-- Work to complete --
Scan the listing below for the word "специальности" and state how many lines hold it. Write nothing but the number.

Data extracted from a collection:
◇ ◇ ◇ ◇

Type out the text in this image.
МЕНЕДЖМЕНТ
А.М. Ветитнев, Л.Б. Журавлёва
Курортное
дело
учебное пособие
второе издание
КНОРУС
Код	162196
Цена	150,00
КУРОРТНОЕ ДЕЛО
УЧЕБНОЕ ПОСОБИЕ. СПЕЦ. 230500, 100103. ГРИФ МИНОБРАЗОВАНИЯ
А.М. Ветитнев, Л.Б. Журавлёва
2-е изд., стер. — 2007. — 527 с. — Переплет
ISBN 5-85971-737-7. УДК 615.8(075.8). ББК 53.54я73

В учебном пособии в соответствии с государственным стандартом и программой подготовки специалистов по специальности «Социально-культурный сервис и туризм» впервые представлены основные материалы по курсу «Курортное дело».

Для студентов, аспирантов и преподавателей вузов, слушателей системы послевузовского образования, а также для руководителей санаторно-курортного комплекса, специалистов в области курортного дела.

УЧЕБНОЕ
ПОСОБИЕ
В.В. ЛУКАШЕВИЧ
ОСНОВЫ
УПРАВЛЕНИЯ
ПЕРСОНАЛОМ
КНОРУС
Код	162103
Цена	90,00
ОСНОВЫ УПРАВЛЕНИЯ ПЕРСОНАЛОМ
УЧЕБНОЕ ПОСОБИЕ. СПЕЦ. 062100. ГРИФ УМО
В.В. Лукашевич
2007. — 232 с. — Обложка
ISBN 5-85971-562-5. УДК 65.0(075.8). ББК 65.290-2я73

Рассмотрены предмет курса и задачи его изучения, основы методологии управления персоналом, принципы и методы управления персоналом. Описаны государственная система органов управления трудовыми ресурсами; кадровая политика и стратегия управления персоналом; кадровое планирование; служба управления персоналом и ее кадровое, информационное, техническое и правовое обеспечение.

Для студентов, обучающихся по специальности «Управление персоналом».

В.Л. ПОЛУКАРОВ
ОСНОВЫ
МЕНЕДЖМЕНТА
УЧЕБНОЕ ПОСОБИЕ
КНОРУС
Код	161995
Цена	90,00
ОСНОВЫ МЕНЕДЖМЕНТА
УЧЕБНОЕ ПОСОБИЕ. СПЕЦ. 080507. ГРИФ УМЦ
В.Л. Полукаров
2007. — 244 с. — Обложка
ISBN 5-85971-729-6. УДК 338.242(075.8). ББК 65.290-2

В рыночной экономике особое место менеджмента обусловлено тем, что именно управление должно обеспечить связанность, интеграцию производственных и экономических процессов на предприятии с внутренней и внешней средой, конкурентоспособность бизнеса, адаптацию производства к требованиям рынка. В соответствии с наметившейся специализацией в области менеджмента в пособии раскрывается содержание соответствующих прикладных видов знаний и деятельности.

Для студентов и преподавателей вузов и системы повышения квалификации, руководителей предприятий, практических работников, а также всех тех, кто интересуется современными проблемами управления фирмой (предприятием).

◇ ◇ ◇ ◇

-- In response --
2